- _Provided passage_
---
Lines Left upon a Seat in a Yew-Tree by Wordsworth and Coleridge

            The first poem in which nature is a key term in the poems written by Wordsworth and Coleridge is “Lines Left upon a Seat in a Yew-Tree” (please see the Appendix section at page 6).  Here, nature is being pictured in the first stanza as a world of travelers who are in need of rest.  It pictures a lonely yew-tree that is said to be far from the human dwelling, at a deserted place where no water resides and no wind gushes forth.  The second stanza mentions a pile of stones just below the tree, put by someone so arrogant who had experienced happy childhood and, for this, was scorned and hated upon, which made him turn his back against what nature call the earth, to sit on this pile of stones in solitude.  As written…

“No common soul.  In youth, by genius nurs’d,

And big with lofty views, he to the world

Went forth, pure in his heart, against the taint

Of dissolute tongues, ‘gainst jealousy, and hate,

And scorn, against all enemies prepared,

All but neglect: and so, his spirit damped.” (Wordsworth & Coleridge 22)

In nature, this proud and arrogant man would look at the world and find it to be so pleasing in the eye but that, oh, what despair this lovely scene causes him, for he is lost, with no loved one to give pleasure to his days.  What started as something beautiful ends up in anguish:

“And lifting up his head, he then would gaze…

Would he forget those beings, to whose minds,

Warm from the labours of benevolence,…

Of kindred loveliness: then he would sigh

With mournful joy, to think that others felt

What he must never feel: and so, lost man!” (Wordsworth & Coleridge 22)

            This nature of what Wordsworth and Coleridge describes as what pride and self-centeredness could do—of giving, not majesty but what they call littleness—is the very nature reflected in this poem.  It reflects that true dignity is not mirrored in terms of majesty but in the love and lowliness of heart that should give true happiness to this world.

            This type of nature that Wordsworth and Coleridge describe is also being mirrored in the poem of Thomas Stearns Eliot entitled “A Love Song of J. Alfred Prufrock,” wherein the following lines picture what is essential when talking about nature to a romantic world:

“There will be time, there will be time

To prepare a face to meet the faces that you meet

There will be time to murder and create,

And for all the words and days of hands

That lift and drop a question on your plate;

Time for you and time for me, …” (Eliot 14)

These lines seem to suggest that, in the same way that Wordsworth and Coleridge picture the beauty of the world by means of love and the picture of giving, T.S. Eliot also views nature in ways that reflect over the true meaning of living.  However, it is important to mention that, as based on the two poems, nature in the Romantic Theory takes a subjective view, wherein it has been revealed that for what purpose would majesty, richness, and worldliness be when no true love or dignity creates for us a world that is real and not merely a dream.
---
- _Excerpted records_
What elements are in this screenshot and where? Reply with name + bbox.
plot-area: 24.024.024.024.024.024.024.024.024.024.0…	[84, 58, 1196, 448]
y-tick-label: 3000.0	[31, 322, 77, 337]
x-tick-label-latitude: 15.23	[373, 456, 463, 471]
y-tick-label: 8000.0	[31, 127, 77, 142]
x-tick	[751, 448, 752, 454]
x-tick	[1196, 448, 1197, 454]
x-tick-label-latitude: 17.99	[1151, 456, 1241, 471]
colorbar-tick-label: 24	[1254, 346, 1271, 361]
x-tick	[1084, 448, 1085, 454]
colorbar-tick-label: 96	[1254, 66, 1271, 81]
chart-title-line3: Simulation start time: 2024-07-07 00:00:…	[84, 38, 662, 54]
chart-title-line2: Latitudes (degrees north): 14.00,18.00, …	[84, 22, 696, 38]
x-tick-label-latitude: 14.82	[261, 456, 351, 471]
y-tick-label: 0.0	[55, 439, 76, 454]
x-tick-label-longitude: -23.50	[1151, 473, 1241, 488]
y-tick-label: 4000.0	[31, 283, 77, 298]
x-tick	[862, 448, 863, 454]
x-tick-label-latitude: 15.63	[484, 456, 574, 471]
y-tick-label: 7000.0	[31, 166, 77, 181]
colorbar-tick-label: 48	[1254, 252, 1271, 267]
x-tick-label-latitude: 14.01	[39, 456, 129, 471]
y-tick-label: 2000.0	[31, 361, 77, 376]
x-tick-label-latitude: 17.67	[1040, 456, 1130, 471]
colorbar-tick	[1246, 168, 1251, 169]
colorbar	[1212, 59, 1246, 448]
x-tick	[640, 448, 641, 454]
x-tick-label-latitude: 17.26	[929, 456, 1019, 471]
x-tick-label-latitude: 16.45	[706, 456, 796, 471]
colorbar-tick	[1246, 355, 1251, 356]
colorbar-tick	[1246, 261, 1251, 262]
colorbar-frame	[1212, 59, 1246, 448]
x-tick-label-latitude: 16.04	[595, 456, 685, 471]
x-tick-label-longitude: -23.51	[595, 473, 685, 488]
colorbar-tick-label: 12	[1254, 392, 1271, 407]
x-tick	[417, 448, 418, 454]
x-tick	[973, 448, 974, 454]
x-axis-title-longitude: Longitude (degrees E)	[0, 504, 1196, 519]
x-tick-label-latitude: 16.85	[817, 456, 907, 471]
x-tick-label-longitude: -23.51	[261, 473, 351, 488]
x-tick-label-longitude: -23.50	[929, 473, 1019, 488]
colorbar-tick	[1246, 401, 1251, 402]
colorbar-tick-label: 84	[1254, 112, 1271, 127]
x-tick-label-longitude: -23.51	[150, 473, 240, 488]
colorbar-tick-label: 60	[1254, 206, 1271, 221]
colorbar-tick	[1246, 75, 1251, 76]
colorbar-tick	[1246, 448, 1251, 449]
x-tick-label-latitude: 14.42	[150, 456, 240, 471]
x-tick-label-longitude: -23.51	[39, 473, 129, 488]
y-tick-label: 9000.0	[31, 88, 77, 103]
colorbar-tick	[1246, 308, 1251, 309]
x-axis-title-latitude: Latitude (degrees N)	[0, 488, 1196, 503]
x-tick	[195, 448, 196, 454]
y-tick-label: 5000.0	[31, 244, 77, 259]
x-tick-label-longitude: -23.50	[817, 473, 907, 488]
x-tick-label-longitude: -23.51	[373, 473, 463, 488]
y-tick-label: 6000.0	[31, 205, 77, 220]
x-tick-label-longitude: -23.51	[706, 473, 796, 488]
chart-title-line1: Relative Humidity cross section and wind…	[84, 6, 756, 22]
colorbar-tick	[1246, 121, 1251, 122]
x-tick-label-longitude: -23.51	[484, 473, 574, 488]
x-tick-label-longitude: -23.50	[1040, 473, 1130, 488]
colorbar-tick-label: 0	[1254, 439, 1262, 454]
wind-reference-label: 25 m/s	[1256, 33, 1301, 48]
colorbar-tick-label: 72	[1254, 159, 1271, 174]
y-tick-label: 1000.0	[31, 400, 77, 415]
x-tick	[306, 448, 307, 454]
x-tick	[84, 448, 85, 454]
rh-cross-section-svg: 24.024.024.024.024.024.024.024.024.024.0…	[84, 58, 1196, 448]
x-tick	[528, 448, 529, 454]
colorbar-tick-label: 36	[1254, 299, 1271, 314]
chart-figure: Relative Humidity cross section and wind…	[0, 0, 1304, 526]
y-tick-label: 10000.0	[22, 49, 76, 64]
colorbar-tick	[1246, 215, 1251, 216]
---
- _Task set_
1. In the yew-tree essay, copy the passage between "There will be time to" and "merely a dream.", inclusive.
2. Which poem by T.S. Eliot does the yew-tree essay compare with "Lines Left upon a Seat in a Yew-Tree"?
3. Extend the yew-tree essay by writing on from its final sentence.

- _Final answers_
1.
There will be time to murder and create,

And for all the words and days of hands

That lift and drop a question on your plate;

Time for you and time for me, …” (Eliot 14)

These lines seem to suggest that, in the same way that Wordsworth and Coleridge picture the beauty of the world by means of love and the picture of giving, T.S. Eliot also views nature in ways that reflect over the true meaning of living.  However, it is important to mention that, as based on the two poems, nature in the Romantic Theory takes a subjective view, wherein it has been revealed that for what purpose would majesty, richness, and worldliness be when no true love or dignity creates for us a world that is real and not merely a dream.

2. "A Love Song of J. Alfred Prufrock"

3.
Lastly, apart from how Wordsworth and Coleridge describes nature as a world of travelers in the first stanza, they also pictured it in the phrase “[t]he least of nature’s works” (23) of the last stanza as that which is the physical earth or the world.  Eliot, on the other hand, pictures it in the form of the society as a whole, and that which reflects more the world of the humans, which is partially similar to the two other authors.

The Nightingale by Wordsworth and Coleridge

            The second poem of Wordsworth and Coleridge in which nature is a key term is “The Nightingale” (please see page 7 of the Appendix).  Here, nature is being depicted in the first long stanza as the earth with all its clouds, light, stream, rain, plants, stars, and the birds, such as the Nightingale.  It tells us that “In nature there is nothing melancholy” (Wordsworth & Coleridge 23).  Then it suddenly takes a swift turn when ‘man’ is being mentioned.  What was supposed to be that which nothing can be found to be melancholy suddenly becomes gloomy with the mentioning of the night-wandering Man.  As stated in the lines…

“[S]ome night-wandering Man, whose heart was pierc’d

With the remembrance of a grievous wrong,

Or slow distemper or neglected love, …

First nam’d these notes a melancholy strain;

And many a poet echoes the conceit,

Poet, who hath been building up the rhyme.” (Wordsworth & Coleridge 23)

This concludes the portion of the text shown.